### INSTRUCTIONS FOR THE TASK
Can you find the lines of the listing that include "JSON" and copy every one?

________________________________________

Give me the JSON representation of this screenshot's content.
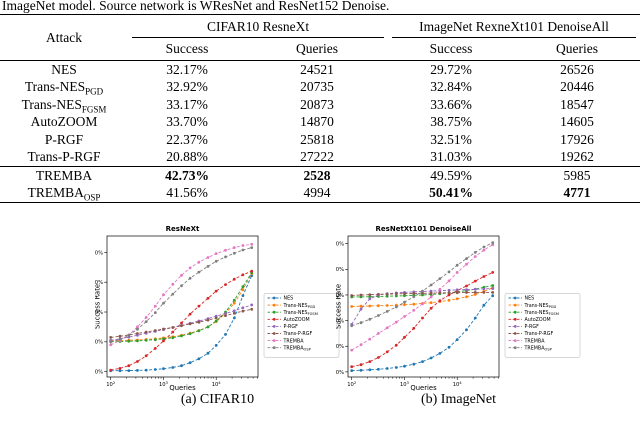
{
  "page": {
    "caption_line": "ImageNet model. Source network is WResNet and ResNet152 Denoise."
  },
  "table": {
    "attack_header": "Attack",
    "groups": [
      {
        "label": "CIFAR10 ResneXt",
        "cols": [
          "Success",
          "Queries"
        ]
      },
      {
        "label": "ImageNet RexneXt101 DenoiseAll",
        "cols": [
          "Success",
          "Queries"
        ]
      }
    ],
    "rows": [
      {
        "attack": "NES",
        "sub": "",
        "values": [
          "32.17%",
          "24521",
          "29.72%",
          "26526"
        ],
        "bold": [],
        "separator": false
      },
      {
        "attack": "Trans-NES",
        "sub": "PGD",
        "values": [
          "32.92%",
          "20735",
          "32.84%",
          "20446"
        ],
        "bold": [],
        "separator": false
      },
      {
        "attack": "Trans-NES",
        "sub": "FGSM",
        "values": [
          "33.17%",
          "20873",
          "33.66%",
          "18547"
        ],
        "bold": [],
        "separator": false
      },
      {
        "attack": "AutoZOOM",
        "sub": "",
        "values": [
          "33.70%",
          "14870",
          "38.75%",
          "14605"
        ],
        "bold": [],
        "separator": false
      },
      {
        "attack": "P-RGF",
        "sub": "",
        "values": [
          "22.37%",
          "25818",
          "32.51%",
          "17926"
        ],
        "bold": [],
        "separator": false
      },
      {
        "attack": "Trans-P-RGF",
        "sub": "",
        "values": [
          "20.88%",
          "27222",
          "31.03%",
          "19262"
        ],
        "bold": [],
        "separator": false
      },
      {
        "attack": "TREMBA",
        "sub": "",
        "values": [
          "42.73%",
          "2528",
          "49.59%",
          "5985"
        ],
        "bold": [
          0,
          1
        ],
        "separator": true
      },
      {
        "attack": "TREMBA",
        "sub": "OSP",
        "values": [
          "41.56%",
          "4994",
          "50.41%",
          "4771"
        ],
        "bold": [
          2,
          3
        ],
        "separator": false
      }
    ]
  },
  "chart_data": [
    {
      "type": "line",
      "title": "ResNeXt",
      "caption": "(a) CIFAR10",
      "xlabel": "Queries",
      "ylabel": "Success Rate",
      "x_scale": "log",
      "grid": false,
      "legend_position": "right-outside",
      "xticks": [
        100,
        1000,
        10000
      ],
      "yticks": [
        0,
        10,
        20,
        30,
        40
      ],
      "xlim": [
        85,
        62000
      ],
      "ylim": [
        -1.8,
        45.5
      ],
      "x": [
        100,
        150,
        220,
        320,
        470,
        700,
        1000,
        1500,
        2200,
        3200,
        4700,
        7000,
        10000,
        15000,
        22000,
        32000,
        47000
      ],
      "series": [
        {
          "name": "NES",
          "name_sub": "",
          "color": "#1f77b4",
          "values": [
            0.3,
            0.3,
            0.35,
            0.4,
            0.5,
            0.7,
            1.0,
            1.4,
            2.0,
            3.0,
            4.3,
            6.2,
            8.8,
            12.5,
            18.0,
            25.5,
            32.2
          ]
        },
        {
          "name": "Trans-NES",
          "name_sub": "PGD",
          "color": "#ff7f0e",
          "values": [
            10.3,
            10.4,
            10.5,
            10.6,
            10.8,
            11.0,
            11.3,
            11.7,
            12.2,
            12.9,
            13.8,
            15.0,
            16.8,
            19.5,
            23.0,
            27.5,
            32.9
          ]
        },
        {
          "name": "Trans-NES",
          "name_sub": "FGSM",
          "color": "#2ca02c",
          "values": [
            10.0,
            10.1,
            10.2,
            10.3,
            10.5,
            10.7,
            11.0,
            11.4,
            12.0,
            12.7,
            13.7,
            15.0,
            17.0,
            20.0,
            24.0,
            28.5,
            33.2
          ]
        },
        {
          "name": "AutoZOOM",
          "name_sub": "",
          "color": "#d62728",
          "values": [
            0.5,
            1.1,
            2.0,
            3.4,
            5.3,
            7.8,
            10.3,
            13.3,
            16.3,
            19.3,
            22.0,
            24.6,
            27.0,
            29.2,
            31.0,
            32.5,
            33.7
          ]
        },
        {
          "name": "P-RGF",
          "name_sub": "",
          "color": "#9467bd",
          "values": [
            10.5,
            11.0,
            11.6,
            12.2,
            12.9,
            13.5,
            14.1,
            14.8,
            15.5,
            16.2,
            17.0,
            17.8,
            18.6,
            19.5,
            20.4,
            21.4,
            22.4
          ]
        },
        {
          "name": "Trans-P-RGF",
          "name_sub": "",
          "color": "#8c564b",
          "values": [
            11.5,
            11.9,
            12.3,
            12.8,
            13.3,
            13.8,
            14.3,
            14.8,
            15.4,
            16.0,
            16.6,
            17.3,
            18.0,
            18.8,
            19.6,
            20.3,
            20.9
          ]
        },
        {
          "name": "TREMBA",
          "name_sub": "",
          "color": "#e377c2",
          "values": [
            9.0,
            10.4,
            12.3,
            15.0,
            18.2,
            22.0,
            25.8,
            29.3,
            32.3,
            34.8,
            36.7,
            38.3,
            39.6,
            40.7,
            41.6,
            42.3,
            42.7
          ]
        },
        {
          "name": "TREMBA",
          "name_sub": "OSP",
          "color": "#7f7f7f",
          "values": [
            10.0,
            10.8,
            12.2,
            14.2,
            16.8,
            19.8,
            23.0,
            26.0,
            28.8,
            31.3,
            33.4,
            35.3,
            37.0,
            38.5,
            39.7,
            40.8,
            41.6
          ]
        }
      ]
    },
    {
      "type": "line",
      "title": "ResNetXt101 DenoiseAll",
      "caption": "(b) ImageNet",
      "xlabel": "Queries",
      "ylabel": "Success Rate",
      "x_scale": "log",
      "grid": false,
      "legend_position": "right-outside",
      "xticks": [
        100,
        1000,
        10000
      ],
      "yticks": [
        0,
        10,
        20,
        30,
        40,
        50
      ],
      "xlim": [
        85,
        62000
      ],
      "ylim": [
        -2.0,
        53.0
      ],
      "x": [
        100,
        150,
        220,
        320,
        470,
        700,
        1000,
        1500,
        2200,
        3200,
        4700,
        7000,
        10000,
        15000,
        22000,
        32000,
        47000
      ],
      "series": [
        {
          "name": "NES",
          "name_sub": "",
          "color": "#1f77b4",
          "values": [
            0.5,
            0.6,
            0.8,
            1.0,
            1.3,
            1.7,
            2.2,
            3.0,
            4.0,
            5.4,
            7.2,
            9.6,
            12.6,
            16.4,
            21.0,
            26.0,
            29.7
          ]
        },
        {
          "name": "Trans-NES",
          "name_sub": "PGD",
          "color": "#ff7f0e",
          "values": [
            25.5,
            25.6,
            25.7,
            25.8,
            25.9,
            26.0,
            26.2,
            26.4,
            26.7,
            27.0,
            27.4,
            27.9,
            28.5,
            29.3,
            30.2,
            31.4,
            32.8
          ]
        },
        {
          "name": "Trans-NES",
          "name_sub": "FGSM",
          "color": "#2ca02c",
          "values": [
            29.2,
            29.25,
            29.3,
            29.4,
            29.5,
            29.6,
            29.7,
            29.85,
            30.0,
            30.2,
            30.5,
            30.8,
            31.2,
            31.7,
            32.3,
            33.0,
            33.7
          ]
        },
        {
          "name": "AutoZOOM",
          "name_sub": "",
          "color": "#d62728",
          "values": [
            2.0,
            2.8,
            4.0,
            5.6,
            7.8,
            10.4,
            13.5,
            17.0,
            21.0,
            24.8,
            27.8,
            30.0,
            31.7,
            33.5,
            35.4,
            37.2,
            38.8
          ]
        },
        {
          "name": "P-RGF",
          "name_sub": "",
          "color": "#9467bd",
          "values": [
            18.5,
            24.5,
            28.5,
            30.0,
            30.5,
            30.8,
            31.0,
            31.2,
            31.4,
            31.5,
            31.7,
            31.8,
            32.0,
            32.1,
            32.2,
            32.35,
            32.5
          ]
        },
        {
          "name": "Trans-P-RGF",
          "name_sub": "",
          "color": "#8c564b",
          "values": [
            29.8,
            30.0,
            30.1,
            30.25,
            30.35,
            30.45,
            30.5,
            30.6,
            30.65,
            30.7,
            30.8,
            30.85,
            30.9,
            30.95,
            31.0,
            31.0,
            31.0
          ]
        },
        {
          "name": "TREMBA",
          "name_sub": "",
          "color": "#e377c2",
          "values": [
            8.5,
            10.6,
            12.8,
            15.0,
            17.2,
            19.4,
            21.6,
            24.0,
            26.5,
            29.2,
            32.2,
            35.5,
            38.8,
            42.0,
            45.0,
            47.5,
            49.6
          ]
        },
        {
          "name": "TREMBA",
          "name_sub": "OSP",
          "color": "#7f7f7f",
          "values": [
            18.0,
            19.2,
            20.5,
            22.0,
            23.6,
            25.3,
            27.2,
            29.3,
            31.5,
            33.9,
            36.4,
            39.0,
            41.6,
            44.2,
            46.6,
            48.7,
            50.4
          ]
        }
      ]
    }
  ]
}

________________________________________

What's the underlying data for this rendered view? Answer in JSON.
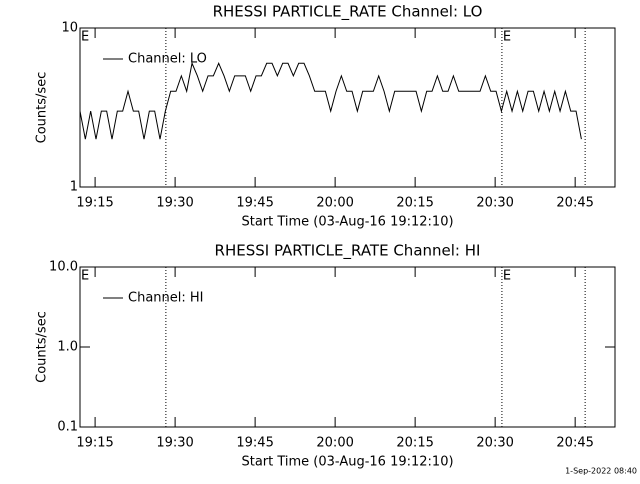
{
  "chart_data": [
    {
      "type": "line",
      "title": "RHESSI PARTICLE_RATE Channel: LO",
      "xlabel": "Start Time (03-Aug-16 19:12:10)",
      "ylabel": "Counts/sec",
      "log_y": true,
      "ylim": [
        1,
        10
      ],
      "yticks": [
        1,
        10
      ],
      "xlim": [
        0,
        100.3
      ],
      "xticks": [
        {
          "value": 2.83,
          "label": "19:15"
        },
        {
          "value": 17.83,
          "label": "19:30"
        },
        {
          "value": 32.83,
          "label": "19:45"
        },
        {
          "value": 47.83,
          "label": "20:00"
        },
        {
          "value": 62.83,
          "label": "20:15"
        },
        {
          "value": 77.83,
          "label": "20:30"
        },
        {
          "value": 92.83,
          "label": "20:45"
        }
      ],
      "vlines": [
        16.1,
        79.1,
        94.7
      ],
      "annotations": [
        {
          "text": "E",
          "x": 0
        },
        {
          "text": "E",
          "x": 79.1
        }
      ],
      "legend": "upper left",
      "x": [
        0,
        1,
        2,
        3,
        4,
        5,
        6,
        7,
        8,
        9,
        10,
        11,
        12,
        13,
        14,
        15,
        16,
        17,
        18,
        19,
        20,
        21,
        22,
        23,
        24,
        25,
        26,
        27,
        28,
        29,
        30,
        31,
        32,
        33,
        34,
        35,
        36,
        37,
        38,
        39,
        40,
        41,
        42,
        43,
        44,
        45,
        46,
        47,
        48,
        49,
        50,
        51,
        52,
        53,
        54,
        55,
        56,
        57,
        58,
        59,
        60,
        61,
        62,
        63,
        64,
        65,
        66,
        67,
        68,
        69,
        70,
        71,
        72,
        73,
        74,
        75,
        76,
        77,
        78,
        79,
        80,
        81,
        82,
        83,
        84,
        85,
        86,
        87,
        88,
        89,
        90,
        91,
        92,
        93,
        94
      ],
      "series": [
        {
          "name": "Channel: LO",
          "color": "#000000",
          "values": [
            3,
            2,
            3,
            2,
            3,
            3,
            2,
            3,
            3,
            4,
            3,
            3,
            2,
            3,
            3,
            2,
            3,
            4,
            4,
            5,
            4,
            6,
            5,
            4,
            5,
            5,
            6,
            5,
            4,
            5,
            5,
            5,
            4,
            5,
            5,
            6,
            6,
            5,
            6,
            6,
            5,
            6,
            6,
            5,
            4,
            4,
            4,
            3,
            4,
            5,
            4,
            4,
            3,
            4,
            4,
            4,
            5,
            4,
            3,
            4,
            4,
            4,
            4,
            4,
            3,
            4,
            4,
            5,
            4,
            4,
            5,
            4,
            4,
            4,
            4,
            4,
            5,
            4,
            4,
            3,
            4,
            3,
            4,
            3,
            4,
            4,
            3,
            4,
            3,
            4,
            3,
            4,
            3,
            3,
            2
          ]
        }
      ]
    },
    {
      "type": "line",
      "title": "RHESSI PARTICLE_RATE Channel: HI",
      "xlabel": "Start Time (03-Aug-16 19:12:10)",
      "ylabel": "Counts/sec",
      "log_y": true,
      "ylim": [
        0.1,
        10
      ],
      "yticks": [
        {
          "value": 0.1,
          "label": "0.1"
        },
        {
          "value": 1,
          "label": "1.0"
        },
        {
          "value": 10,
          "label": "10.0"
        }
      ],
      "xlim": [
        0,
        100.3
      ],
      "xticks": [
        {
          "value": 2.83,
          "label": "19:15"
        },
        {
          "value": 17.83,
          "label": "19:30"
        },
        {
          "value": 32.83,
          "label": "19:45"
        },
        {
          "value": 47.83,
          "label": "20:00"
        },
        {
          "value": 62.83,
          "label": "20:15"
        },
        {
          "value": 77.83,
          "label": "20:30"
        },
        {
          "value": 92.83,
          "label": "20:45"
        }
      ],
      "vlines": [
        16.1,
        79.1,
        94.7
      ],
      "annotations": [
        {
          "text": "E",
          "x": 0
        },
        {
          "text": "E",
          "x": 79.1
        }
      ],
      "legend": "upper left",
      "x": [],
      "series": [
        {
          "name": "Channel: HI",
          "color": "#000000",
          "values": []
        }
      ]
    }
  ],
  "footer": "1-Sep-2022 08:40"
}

________________________________________

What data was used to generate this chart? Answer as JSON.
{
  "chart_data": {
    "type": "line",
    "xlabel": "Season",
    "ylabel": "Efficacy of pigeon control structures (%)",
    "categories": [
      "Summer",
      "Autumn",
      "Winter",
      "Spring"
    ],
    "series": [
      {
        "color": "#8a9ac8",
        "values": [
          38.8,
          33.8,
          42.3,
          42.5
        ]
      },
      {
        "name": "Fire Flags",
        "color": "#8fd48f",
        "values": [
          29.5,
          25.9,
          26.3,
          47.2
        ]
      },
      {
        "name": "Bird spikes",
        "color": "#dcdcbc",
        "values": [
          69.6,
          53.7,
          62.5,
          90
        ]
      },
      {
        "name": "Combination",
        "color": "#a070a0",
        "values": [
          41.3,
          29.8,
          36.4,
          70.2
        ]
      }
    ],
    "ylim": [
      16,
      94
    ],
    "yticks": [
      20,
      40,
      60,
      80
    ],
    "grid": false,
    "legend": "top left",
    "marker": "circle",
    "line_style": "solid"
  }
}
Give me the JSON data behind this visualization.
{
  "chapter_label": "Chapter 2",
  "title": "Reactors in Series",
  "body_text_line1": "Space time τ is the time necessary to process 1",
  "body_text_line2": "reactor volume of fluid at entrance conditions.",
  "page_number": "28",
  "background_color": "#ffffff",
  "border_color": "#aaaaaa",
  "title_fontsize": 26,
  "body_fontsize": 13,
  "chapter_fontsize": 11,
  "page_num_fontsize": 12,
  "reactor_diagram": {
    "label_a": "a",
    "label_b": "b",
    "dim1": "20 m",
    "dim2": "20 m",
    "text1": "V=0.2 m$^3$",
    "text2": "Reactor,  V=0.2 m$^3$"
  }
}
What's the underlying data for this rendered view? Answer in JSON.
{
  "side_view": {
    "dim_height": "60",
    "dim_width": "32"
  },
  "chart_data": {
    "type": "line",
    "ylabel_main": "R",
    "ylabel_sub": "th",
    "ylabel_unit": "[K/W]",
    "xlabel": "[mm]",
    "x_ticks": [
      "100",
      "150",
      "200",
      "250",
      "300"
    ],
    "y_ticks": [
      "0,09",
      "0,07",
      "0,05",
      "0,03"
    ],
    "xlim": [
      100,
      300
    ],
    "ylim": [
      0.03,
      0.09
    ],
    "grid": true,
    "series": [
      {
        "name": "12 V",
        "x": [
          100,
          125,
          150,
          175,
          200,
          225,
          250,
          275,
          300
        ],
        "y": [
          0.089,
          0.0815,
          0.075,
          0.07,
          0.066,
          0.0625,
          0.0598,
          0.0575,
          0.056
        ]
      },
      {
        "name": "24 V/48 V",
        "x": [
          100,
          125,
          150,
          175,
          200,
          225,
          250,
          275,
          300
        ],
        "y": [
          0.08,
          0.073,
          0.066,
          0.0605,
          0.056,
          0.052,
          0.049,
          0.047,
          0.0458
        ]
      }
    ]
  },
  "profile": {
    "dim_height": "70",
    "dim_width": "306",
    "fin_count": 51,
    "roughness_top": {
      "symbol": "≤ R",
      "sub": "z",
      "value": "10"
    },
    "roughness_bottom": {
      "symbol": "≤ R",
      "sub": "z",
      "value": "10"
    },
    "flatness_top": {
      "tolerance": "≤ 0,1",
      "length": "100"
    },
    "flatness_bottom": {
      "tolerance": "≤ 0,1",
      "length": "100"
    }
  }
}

________________________________________

### ANSWER FOR THIS EXERCISE
Give me the JSON representation of this screenshot's content.
What's the underlying data for this rendered view? Answer in JSON.
What data was used to generate this chart? Answer as JSON.
Give me the JSON data behind this visualization.
What's the underlying data for this rendered view? Answer in JSON.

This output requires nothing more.